■ WORK INSTRUCTIONS ■
Write out all lines holding the word "Предприятие".
* START INPUT FOR THIS TASK *
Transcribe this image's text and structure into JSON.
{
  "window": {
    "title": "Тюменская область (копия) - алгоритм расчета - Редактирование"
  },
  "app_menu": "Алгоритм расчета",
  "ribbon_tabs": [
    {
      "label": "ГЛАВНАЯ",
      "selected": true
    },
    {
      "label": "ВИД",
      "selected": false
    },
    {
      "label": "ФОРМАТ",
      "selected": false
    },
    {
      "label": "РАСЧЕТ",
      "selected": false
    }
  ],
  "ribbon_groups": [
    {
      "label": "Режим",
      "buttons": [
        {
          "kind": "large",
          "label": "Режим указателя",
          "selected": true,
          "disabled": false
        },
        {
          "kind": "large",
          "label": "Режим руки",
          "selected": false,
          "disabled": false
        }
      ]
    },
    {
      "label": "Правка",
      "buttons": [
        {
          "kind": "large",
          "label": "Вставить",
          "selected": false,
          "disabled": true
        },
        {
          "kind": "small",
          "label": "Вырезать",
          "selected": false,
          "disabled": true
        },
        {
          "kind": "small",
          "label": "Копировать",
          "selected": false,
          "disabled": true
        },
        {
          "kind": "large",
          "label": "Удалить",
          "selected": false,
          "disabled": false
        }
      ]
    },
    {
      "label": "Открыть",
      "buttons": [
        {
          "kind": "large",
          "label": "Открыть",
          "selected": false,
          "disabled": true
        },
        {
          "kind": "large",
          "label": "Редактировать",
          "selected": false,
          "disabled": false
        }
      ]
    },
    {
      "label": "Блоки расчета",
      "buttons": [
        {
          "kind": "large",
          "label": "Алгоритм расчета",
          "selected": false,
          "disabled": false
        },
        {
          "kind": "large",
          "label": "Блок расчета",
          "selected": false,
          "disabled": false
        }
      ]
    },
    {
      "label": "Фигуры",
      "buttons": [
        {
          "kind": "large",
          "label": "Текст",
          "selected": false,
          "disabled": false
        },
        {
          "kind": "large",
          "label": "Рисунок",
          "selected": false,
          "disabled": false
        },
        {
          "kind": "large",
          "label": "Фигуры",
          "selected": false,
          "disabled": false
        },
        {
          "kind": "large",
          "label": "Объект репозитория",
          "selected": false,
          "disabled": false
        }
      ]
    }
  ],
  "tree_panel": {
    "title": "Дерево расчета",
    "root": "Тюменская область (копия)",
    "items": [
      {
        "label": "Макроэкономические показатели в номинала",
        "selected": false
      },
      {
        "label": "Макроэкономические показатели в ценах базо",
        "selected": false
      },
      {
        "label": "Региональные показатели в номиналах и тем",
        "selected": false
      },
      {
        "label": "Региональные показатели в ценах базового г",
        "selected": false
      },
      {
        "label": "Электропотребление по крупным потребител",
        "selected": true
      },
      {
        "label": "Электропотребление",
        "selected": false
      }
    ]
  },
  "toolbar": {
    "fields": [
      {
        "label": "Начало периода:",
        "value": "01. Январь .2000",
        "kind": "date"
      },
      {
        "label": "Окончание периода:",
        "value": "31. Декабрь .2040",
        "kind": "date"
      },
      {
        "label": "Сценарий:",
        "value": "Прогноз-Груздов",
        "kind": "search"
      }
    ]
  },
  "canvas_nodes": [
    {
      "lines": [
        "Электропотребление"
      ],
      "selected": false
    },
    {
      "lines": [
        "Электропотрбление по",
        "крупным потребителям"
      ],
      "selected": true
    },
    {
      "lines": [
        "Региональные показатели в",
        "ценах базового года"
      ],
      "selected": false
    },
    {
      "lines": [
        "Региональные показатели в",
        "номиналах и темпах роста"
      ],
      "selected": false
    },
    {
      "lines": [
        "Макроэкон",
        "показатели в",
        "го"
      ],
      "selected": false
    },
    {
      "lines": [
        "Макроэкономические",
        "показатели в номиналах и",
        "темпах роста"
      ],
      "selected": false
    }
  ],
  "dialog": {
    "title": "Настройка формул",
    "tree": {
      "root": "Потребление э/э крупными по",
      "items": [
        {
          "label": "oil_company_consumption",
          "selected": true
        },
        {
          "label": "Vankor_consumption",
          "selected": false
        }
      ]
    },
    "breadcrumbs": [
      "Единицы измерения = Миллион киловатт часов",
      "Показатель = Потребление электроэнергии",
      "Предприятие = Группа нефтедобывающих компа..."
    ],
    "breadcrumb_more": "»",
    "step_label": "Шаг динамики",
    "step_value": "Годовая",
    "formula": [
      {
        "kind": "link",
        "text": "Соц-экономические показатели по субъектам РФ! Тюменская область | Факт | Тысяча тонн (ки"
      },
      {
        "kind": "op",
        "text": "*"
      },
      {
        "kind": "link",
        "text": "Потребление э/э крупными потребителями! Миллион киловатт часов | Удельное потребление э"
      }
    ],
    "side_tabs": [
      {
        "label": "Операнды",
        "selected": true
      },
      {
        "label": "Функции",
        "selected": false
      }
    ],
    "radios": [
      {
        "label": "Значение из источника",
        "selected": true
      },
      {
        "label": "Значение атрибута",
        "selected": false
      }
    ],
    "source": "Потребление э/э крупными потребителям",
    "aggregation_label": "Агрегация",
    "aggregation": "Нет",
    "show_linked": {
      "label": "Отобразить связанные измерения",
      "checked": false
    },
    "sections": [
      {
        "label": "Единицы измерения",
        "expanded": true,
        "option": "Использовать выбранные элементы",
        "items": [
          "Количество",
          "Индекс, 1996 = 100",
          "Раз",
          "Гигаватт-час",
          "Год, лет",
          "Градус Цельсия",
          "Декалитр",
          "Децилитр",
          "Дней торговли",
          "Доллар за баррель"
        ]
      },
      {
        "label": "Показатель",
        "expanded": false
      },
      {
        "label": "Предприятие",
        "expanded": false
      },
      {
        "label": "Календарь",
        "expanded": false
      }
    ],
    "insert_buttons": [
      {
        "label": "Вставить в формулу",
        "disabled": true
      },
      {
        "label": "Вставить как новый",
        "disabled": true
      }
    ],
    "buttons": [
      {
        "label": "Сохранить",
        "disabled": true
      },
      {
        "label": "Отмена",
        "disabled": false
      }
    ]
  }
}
* END INPUT FOR THIS TASK *
■ RESULT OF THIS TASK ■
      "Предприятие = Группа нефтедобывающих компа..."
        "label": "Предприятие",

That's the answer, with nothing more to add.